Data excerpts:
________________________________________
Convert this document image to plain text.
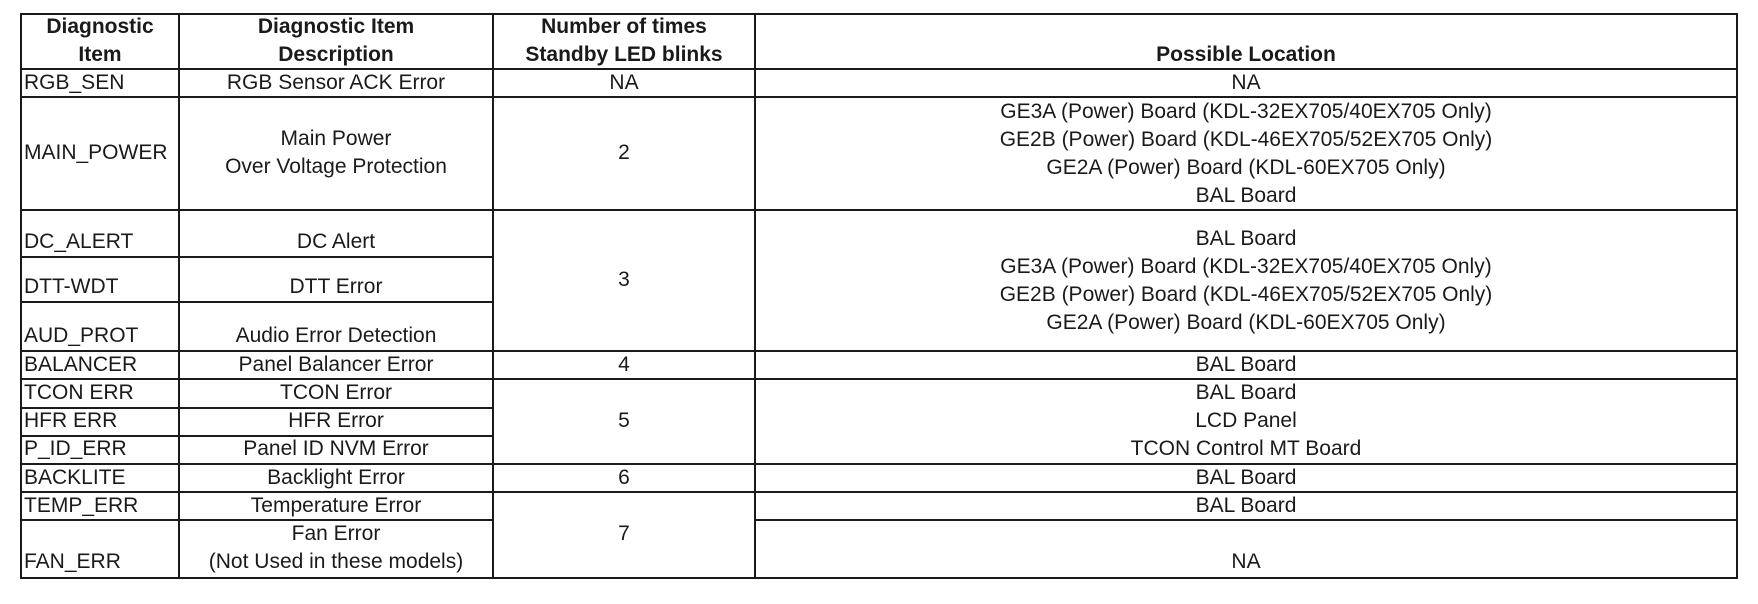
Diagnostic
Item
Diagnostic Item
Description
Number of times
Standby LED blinks	Possible Location
RGB_SEN
MAIN_POWER
DC_ALERT
DTT-WDT
AUD_PROT
BALANCER
TCON ERR
HFR ERR
P_ID_ERR
BACKLITE
TEMP_ERR
FAN_ERR
RGB Sensor ACK Error
Main Power
Over Voltage Protection
DC Alert
DTT Error
Audio Error Detection
Panel Balancer Error
TCON Error
HFR Error
Panel ID NVM Error
Backlight Error
Temperature Error
Fan Error
(Not Used in these models)
NA
2
3
4
5
6
7
NA
GE3A (Power) Board (KDL-32EX705/40EX705 Only)
GE2B (Power) Board (KDL-46EX705/52EX705 Only)
GE2A (Power) Board (KDL-60EX705 Only)
BAL Board
BAL Board
GE3A (Power) Board (KDL-32EX705/40EX705 Only)
GE2B (Power) Board (KDL-46EX705/52EX705 Only)
GE2A (Power) Board (KDL-60EX705 Only)
BAL Board
BAL Board
LCD Panel
TCON Control MT Board
BAL Board
BAL Board
NA
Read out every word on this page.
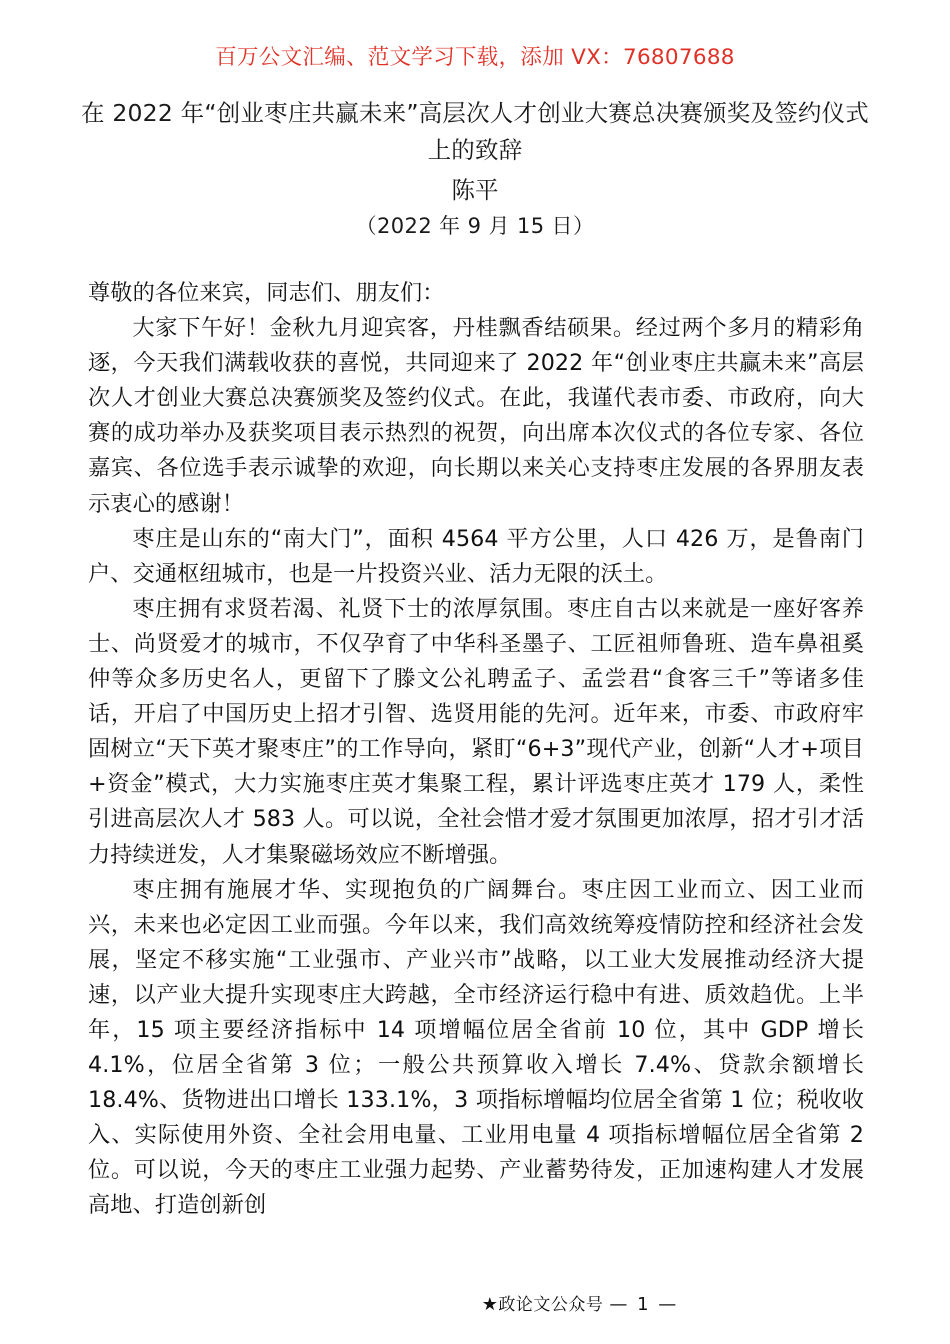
百万公文汇编、范文学习下载，添加 VX：76807688
在 2022 年“创业枣庄共赢未来”高层次人才创业大赛总决赛颁奖及签约仪式上的致辞
陈平
（2022 年 9 月 15 日）

尊敬的各位来宾，同志们、朋友们：

大家下午好！金秋九月迎宾客，丹桂飘香结硕果。经过两个多月的精彩角逐，今天我们满载收获的喜悦，共同迎来了 2022 年“创业枣庄共赢未来”高层次人才创业大赛总决赛颁奖及签约仪式。在此，我谨代表市委、市政府，向大赛的成功举办及获奖项目表示热烈的祝贺，向出席本次仪式的各位专家、各位嘉宾、各位选手表示诚挚的欢迎，向长期以来关心支持枣庄发展的各界朋友表示衷心的感谢！

枣庄是山东的“南大门”，面积 4564 平方公里，人口 426 万，是鲁南门户、交通枢纽城市，也是一片投资兴业、活力无限的沃土。

枣庄拥有求贤若渴、礼贤下士的浓厚氛围。枣庄自古以来就是一座好客养士、尚贤爱才的城市，不仅孕育了中华科圣墨子、工匠祖师鲁班、造车鼻祖奚仲等众多历史名人，更留下了滕文公礼聘孟子、孟尝君“食客三千”等诸多佳话，开启了中国历史上招才引智、选贤用能的先河。近年来，市委、市政府牢固树立“天下英才聚枣庄”的工作导向，紧盯“6+3”现代产业，创新“人才+项目+资金”模式，大力实施枣庄英才集聚工程，累计评选枣庄英才 179 人，柔性引进高层次人才 583 人。可以说，全社会惜才爱才氛围更加浓厚，招才引才活力持续迸发，人才集聚磁场效应不断增强。

枣庄拥有施展才华、实现抱负的广阔舞台。枣庄因工业而立、因工业而兴，未来也必定因工业而强。今年以来，我们高效统筹疫情防控和经济社会发展，坚定不移实施“工业强市、产业兴市”战略，以工业大发展推动经济大提速，以产业大提升实现枣庄大跨越，全市经济运行稳中有进、质效趋优。上半年，15 项主要经济指标中 14 项增幅位居全省前 10 位，其中 GDP 增长 4.1%，位居全省第 3 位；一般公共预算收入增长 7.4%、贷款余额增长 18.4%、货物进出口增长 133.1%，3 项指标增幅均位居全省第 1 位；税收收入、实际使用外资、全社会用电量、工业用电量 4 项指标增幅位居全省第 2 位。可以说，今天的枣庄工业强力起势、产业蓄势待发，正加速构建人才发展高地、打造创新创

★政论文公众号 — 1 —
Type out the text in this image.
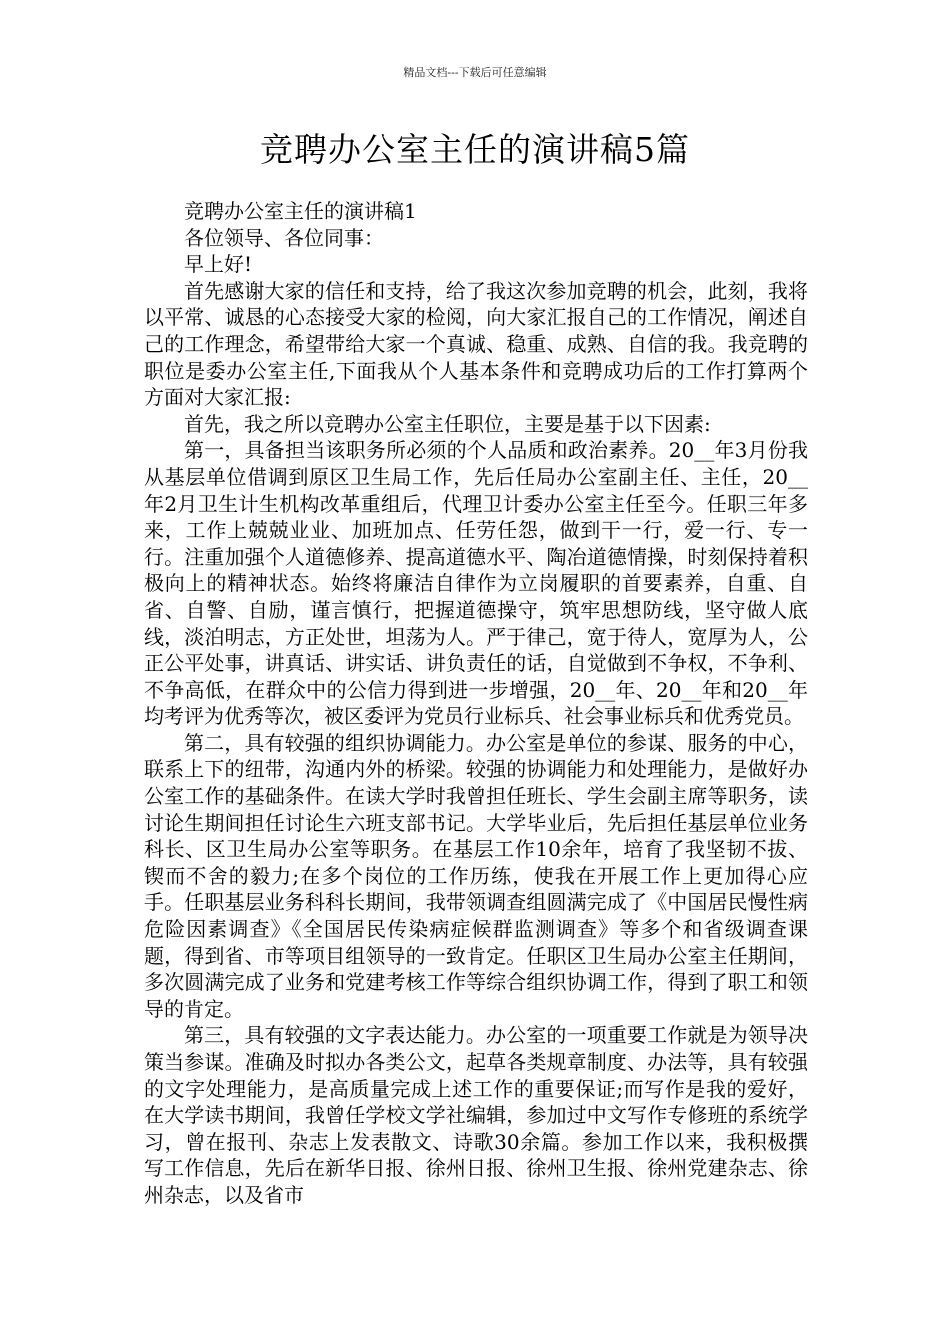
精品文档---下载后可任意编辑
竞聘办公室主任的演讲稿5篇

竞聘办公室主任的演讲稿1

各位领导、各位同事：

早上好!

首先感谢大家的信任和支持，给了我这次参加竞聘的机会，此刻，我将以平常、诚恳的心态接受大家的检阅，向大家汇报自己的工作情况，阐述自己的工作理念，希望带给大家一个真诚、稳重、成熟、自信的我。我竞聘的职位是委办公室主任,下面我从个人基本条件和竞聘成功后的工作打算两个方面对大家汇报:

首先，我之所以竞聘办公室主任职位，主要是基于以下因素:

第一，具备担当该职务所必须的个人品质和政治素养。20__年3月份我从基层单位借调到原区卫生局工作，先后任局办公室副主任、主任，20__年2月卫生计生机构改革重组后，代理卫计委办公室主任至今。任职三年多来，工作上兢兢业业、加班加点、任劳任怨，做到干一行，爱一行、专一行。注重加强个人道德修养、提高道德水平、陶冶道德情操，时刻保持着积极向上的精神状态。始终将廉洁自律作为立岗履职的首要素养，自重、自省、自警、自励，谨言慎行，把握道德操守，筑牢思想防线，坚守做人底线，淡泊明志，方正处世，坦荡为人。严于律己，宽于待人，宽厚为人，公正公平处事，讲真话、讲实话、讲负责任的话，自觉做到不争权，不争利、不争高低，在群众中的公信力得到进一步增强，20__年、20__年和20__年均考评为优秀等次，被区委评为党员行业标兵、社会事业标兵和优秀党员。

第二，具有较强的组织协调能力。办公室是单位的参谋、服务的中心，联系上下的纽带，沟通内外的桥梁。较强的协调能力和处理能力，是做好办公室工作的基础条件。在读大学时我曾担任班长、学生会副主席等职务，读讨论生期间担任讨论生六班支部书记。大学毕业后，先后担任基层单位业务科长、区卫生局办公室等职务。在基层工作10余年，培育了我坚韧不拔、锲而不舍的毅力;在多个岗位的工作历练，使我在开展工作上更加得心应手。任职基层业务科科长期间，我带领调查组圆满完成了《中国居民慢性病危险因素调查》《全国居民传染病症候群监测调查》等多个和省级调查课题，得到省、市等项目组领导的一致肯定。任职区卫生局办公室主任期间，多次圆满完成了业务和党建考核工作等综合组织协调工作，得到了职工和领导的肯定。

第三，具有较强的文字表达能力。办公室的一项重要工作就是为领导决策当参谋。准确及时拟办各类公文，起草各类规章制度、办法等，具有较强的文字处理能力，是高质量完成上述工作的重要保证;而写作是我的爱好，在大学读书期间，我曾任学校文学社编辑，参加过中文写作专修班的系统学习，曾在报刊、杂志上发表散文、诗歌30余篇。参加工作以来，我积极撰写工作信息，先后在新华日报、徐州日报、徐州卫生报、徐州党建杂志、徐州杂志，以及省市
________________________________________
> [Objective] Pull out each line of the listing that holds the string "text".

> [Full solution]
Convert this document image to plain text.
Type out the text in this image.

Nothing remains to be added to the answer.